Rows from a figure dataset
▼

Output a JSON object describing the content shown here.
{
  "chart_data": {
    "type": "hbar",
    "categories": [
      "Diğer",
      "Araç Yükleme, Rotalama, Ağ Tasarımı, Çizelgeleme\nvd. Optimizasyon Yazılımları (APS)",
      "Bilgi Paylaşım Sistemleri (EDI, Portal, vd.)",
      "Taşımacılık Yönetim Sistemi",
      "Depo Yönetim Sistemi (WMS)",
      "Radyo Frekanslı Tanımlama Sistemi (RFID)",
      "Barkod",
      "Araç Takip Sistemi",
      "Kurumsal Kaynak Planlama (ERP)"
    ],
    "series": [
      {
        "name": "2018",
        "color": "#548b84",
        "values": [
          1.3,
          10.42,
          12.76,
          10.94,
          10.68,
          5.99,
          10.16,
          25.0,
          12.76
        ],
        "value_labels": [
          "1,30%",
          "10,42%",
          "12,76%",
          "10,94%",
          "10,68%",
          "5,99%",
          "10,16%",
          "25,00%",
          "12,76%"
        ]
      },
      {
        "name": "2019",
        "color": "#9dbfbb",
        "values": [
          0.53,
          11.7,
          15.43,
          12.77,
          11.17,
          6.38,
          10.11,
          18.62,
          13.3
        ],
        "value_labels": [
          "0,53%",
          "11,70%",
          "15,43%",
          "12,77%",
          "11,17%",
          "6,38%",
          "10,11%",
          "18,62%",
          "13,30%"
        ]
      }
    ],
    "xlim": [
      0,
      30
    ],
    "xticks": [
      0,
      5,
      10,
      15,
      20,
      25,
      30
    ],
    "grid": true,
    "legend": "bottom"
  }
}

▲

Your objective: Repeat the material above in full, exactly as it stands.

Response to this exercise:
Output a JSON object describing the content shown here.
{
  "chart_data": {
    "type": "hbar",
    "categories": [
      "Diğer",
      "Araç Yükleme, Rotalama, Ağ Tasarımı, Çizelgeleme\nvd. Optimizasyon Yazılımları (APS)",
      "Bilgi Paylaşım Sistemleri (EDI, Portal, vd.)",
      "Taşımacılık Yönetim Sistemi",
      "Depo Yönetim Sistemi (WMS)",
      "Radyo Frekanslı Tanımlama Sistemi (RFID)",
      "Barkod",
      "Araç Takip Sistemi",
      "Kurumsal Kaynak Planlama (ERP)"
    ],
    "series": [
      {
        "name": "2018",
        "color": "#548b84",
        "values": [
          1.3,
          10.42,
          12.76,
          10.94,
          10.68,
          5.99,
          10.16,
          25.0,
          12.76
        ],
        "value_labels": [
          "1,30%",
          "10,42%",
          "12,76%",
          "10,94%",
          "10,68%",
          "5,99%",
          "10,16%",
          "25,00%",
          "12,76%"
        ]
      },
      {
        "name": "2019",
        "color": "#9dbfbb",
        "values": [
          0.53,
          11.7,
          15.43,
          12.77,
          11.17,
          6.38,
          10.11,
          18.62,
          13.3
        ],
        "value_labels": [
          "0,53%",
          "11,70%",
          "15,43%",
          "12,77%",
          "11,17%",
          "6,38%",
          "10,11%",
          "18,62%",
          "13,30%"
        ]
      }
    ],
    "xlim": [
      0,
      30
    ],
    "xticks": [
      0,
      5,
      10,
      15,
      20,
      25,
      30
    ],
    "grid": true,
    "legend": "bottom"
  }
}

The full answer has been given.